The task
Quote every line as given.

Provided records
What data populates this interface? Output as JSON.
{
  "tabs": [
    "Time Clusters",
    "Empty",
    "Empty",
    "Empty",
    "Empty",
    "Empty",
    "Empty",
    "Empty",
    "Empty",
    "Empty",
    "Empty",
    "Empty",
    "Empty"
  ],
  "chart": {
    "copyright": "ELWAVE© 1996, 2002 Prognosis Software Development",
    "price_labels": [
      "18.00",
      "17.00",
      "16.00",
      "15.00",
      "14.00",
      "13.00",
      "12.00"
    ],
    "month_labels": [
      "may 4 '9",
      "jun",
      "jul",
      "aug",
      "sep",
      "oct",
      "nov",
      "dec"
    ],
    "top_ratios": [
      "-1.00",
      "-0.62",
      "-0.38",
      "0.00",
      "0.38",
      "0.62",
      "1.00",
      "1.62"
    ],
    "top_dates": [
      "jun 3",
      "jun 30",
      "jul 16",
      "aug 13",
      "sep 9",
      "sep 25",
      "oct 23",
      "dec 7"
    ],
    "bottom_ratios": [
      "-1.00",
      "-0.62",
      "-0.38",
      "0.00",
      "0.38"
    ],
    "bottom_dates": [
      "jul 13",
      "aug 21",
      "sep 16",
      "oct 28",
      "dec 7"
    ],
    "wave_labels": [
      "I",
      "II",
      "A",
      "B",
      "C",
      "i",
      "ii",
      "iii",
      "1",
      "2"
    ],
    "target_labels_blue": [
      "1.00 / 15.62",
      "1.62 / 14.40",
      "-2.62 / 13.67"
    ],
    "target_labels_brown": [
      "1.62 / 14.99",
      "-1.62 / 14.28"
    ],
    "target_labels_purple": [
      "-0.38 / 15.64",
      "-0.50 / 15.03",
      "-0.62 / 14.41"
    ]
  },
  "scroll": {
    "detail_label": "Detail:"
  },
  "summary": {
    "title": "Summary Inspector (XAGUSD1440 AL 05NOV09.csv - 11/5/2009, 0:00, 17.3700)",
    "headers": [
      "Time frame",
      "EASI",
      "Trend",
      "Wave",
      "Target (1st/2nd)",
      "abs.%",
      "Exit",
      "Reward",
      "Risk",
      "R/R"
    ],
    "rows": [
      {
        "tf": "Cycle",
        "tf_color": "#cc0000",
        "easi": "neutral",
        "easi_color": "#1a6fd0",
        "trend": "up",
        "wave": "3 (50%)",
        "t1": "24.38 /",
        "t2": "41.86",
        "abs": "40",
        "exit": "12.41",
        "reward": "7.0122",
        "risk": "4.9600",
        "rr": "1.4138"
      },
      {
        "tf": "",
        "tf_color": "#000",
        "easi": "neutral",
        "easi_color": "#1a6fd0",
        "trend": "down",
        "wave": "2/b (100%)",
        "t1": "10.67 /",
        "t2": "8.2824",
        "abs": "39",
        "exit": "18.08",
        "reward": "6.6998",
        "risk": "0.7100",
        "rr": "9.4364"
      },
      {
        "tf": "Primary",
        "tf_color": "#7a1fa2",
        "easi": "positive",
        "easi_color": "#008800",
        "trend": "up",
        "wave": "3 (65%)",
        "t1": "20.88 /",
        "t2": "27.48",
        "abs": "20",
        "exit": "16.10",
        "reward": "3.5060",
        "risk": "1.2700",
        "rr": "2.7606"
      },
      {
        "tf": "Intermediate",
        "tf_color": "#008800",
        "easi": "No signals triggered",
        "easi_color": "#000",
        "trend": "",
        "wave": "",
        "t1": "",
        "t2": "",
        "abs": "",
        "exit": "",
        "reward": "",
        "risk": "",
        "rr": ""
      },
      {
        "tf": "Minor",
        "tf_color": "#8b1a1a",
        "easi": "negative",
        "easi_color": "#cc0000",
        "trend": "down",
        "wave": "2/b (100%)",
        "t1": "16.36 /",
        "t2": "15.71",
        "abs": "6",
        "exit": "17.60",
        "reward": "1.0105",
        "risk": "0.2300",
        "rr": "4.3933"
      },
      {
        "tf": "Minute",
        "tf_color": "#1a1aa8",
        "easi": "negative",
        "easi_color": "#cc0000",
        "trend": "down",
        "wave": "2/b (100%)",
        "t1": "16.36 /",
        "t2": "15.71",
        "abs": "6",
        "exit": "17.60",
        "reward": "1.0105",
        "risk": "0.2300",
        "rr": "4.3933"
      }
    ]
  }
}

Exercise result
What data populates this interface? Output as JSON.
{
  "tabs": [
    "Time Clusters",
    "Empty",
    "Empty",
    "Empty",
    "Empty",
    "Empty",
    "Empty",
    "Empty",
    "Empty",
    "Empty",
    "Empty",
    "Empty",
    "Empty"
  ],
  "chart": {
    "copyright": "ELWAVE© 1996, 2002 Prognosis Software Development",
    "price_labels": [
      "18.00",
      "17.00",
      "16.00",
      "15.00",
      "14.00",
      "13.00",
      "12.00"
    ],
    "month_labels": [
      "may 4 '9",
      "jun",
      "jul",
      "aug",
      "sep",
      "oct",
      "nov",
      "dec"
    ],
    "top_ratios": [
      "-1.00",
      "-0.62",
      "-0.38",
      "0.00",
      "0.38",
      "0.62",
      "1.00",
      "1.62"
    ],
    "top_dates": [
      "jun 3",
      "jun 30",
      "jul 16",
      "aug 13",
      "sep 9",
      "sep 25",
      "oct 23",
      "dec 7"
    ],
    "bottom_ratios": [
      "-1.00",
      "-0.62",
      "-0.38",
      "0.00",
      "0.38"
    ],
    "bottom_dates": [
      "jul 13",
      "aug 21",
      "sep 16",
      "oct 28",
      "dec 7"
    ],
    "wave_labels": [
      "I",
      "II",
      "A",
      "B",
      "C",
      "i",
      "ii",
      "iii",
      "1",
      "2"
    ],
    "target_labels_blue": [
      "1.00 / 15.62",
      "1.62 / 14.40",
      "-2.62 / 13.67"
    ],
    "target_labels_brown": [
      "1.62 / 14.99",
      "-1.62 / 14.28"
    ],
    "target_labels_purple": [
      "-0.38 / 15.64",
      "-0.50 / 15.03",
      "-0.62 / 14.41"
    ]
  },
  "scroll": {
    "detail_label": "Detail:"
  },
  "summary": {
    "title": "Summary Inspector (XAGUSD1440 AL 05NOV09.csv - 11/5/2009, 0:00, 17.3700)",
    "headers": [
      "Time frame",
      "EASI",
      "Trend",
      "Wave",
      "Target (1st/2nd)",
      "abs.%",
      "Exit",
      "Reward",
      "Risk",
      "R/R"
    ],
    "rows": [
      {
        "tf": "Cycle",
        "tf_color": "#cc0000",
        "easi": "neutral",
        "easi_color": "#1a6fd0",
        "trend": "up",
        "wave": "3 (50%)",
        "t1": "24.38 /",
        "t2": "41.86",
        "abs": "40",
        "exit": "12.41",
        "reward": "7.0122",
        "risk": "4.9600",
        "rr": "1.4138"
      },
      {
        "tf": "",
        "tf_color": "#000",
        "easi": "neutral",
        "easi_color": "#1a6fd0",
        "trend": "down",
        "wave": "2/b (100%)",
        "t1": "10.67 /",
        "t2": "8.2824",
        "abs": "39",
        "exit": "18.08",
        "reward": "6.6998",
        "risk": "0.7100",
        "rr": "9.4364"
      },
      {
        "tf": "Primary",
        "tf_color": "#7a1fa2",
        "easi": "positive",
        "easi_color": "#008800",
        "trend": "up",
        "wave": "3 (65%)",
        "t1": "20.88 /",
        "t2": "27.48",
        "abs": "20",
        "exit": "16.10",
        "reward": "3.5060",
        "risk": "1.2700",
        "rr": "2.7606"
      },
      {
        "tf": "Intermediate",
        "tf_color": "#008800",
        "easi": "No signals triggered",
        "easi_color": "#000",
        "trend": "",
        "wave": "",
        "t1": "",
        "t2": "",
        "abs": "",
        "exit": "",
        "reward": "",
        "risk": "",
        "rr": ""
      },
      {
        "tf": "Minor",
        "tf_color": "#8b1a1a",
        "easi": "negative",
        "easi_color": "#cc0000",
        "trend": "down",
        "wave": "2/b (100%)",
        "t1": "16.36 /",
        "t2": "15.71",
        "abs": "6",
        "exit": "17.60",
        "reward": "1.0105",
        "risk": "0.2300",
        "rr": "4.3933"
      },
      {
        "tf": "Minute",
        "tf_color": "#1a1aa8",
        "easi": "negative",
        "easi_color": "#cc0000",
        "trend": "down",
        "wave": "2/b (100%)",
        "t1": "16.36 /",
        "t2": "15.71",
        "abs": "6",
        "exit": "17.60",
        "reward": "1.0105",
        "risk": "0.2300",
        "rr": "4.3933"
      }
    ]
  }
}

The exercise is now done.